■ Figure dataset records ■
::::::::::

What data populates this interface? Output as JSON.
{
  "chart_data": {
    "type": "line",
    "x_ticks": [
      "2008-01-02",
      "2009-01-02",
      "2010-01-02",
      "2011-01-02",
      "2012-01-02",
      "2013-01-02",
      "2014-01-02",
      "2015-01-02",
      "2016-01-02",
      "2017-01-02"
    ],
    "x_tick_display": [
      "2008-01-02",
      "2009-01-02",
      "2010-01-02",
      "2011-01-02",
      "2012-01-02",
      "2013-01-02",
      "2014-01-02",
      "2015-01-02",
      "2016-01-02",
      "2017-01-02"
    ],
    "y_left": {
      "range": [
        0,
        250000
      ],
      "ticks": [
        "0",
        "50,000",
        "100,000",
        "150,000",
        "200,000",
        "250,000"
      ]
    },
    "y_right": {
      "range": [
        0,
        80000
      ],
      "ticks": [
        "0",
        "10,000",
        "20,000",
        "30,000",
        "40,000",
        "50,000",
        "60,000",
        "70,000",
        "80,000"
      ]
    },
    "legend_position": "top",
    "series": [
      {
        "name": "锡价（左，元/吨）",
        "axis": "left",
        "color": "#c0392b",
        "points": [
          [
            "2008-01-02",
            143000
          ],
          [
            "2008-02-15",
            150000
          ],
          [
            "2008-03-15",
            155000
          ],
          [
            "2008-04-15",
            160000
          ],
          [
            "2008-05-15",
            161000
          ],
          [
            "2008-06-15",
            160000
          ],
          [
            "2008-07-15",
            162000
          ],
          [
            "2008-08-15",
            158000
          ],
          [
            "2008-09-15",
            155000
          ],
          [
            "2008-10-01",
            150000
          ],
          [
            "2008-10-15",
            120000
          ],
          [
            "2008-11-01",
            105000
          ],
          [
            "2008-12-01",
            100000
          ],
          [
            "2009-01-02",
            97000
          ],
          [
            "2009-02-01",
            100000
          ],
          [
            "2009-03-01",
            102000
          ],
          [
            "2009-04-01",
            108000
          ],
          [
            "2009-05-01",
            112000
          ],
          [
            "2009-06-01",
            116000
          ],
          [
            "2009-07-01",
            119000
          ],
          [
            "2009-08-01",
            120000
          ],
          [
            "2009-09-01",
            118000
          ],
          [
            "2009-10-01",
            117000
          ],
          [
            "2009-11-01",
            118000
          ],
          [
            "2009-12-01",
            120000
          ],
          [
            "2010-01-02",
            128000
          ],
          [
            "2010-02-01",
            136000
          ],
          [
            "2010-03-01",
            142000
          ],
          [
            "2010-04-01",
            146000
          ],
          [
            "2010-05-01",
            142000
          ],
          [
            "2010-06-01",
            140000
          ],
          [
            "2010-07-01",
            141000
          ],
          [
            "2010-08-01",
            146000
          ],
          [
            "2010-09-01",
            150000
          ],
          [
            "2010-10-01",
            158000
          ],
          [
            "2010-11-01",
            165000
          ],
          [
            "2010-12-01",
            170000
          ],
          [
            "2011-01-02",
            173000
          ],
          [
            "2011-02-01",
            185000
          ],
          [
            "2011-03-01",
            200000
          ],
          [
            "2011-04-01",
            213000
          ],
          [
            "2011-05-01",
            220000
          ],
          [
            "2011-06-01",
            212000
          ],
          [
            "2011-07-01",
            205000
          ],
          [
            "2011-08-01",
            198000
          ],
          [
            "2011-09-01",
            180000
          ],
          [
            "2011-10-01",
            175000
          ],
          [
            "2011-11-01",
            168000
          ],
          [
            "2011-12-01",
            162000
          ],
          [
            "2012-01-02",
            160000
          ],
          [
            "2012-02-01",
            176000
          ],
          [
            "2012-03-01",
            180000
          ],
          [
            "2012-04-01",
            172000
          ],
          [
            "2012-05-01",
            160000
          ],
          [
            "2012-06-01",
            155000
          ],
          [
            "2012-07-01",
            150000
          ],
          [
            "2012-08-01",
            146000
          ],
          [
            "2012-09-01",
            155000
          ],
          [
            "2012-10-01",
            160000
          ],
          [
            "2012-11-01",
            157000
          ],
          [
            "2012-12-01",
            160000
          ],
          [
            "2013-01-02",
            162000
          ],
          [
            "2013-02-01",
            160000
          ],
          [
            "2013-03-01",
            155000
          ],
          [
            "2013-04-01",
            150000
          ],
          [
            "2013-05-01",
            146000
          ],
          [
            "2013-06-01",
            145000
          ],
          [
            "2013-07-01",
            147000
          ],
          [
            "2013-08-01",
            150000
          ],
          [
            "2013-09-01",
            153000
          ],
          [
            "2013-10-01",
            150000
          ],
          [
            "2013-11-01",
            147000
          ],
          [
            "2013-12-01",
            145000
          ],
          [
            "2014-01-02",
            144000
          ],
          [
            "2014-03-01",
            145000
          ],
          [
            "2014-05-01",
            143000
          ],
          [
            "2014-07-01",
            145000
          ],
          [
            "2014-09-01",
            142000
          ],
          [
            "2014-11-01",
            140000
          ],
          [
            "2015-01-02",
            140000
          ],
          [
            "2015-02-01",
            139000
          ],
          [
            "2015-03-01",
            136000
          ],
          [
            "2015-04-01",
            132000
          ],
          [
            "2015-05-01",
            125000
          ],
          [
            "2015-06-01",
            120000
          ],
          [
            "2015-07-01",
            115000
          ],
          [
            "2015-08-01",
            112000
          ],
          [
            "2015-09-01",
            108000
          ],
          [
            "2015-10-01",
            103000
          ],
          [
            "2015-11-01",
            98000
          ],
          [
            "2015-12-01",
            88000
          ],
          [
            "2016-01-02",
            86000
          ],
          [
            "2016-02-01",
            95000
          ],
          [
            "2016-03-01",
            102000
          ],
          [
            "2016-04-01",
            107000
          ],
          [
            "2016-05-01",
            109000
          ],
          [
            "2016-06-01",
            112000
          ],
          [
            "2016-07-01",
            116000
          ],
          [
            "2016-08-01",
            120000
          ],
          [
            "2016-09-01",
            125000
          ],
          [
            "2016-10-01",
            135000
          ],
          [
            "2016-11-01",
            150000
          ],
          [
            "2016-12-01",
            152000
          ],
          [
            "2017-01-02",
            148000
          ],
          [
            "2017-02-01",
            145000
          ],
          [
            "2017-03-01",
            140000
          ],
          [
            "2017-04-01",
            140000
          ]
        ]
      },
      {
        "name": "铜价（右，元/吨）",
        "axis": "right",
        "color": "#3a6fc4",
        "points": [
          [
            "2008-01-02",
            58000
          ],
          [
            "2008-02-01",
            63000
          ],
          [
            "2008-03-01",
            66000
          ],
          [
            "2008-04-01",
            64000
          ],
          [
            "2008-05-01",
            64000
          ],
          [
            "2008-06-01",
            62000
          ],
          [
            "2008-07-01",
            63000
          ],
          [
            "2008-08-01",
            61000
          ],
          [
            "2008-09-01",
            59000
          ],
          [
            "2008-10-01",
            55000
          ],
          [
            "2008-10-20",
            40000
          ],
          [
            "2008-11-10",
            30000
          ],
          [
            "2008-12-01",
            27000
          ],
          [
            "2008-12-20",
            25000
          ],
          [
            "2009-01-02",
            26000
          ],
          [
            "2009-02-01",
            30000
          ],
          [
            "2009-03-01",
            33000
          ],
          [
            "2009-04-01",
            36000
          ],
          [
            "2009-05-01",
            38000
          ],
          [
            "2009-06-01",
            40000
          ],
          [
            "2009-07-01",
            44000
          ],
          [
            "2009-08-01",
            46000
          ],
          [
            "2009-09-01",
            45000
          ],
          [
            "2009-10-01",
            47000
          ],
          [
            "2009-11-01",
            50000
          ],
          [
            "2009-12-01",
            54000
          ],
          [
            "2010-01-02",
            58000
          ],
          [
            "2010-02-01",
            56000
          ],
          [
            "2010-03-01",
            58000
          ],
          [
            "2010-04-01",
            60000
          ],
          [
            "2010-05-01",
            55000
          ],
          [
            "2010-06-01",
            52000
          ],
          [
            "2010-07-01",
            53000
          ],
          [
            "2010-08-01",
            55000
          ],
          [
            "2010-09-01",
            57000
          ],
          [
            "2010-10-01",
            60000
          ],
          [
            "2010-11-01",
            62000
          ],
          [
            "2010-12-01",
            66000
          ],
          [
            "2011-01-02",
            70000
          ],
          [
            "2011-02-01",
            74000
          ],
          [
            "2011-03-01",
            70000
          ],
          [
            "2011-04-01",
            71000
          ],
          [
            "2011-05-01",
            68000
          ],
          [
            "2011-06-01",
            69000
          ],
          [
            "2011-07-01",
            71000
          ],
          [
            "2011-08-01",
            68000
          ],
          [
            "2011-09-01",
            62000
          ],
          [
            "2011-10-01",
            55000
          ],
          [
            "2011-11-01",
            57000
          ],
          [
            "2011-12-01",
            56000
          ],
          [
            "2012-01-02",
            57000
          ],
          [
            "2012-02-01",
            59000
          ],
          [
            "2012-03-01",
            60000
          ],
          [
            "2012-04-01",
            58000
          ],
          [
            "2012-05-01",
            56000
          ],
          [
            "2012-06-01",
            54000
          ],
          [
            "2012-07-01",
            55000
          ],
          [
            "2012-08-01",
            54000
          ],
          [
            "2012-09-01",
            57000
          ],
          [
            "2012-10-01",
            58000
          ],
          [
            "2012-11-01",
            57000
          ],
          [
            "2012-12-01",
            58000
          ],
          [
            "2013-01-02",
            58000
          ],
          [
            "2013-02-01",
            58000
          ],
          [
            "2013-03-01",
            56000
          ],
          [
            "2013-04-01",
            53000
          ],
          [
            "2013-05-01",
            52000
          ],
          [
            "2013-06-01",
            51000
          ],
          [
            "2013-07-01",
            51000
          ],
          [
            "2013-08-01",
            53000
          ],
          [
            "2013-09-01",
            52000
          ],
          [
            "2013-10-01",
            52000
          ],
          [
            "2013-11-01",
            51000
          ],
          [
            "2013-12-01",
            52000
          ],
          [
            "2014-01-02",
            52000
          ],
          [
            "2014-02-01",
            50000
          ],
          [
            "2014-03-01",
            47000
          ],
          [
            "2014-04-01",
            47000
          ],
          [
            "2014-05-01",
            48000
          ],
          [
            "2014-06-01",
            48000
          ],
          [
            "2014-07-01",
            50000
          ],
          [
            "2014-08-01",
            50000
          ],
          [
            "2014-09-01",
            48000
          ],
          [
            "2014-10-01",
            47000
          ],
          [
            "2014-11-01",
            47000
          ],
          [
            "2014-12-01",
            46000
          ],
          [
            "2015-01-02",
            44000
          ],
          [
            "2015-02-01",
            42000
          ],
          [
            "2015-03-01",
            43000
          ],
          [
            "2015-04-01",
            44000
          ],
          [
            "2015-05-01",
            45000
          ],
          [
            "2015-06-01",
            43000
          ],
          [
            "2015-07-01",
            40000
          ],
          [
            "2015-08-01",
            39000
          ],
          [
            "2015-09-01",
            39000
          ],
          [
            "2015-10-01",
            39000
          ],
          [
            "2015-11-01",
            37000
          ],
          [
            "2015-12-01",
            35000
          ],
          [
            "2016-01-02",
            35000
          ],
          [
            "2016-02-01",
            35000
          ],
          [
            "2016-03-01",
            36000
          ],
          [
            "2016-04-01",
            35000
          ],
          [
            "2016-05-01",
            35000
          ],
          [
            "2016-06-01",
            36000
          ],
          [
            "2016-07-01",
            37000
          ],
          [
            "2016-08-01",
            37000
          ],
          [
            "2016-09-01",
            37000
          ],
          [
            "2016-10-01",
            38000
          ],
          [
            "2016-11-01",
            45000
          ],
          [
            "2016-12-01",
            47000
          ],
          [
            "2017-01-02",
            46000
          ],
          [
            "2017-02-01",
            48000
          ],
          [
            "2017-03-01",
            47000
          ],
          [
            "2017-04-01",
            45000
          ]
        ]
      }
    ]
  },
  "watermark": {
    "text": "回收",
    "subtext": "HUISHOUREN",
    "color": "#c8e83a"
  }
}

::::::::::

■ Problem details ■
Pull out the lines above in which the word "color" appears.

■ Finished task ■
        "color": "#c0392b",
        "color": "#3a6fc4",
    "color": "#c8e83a"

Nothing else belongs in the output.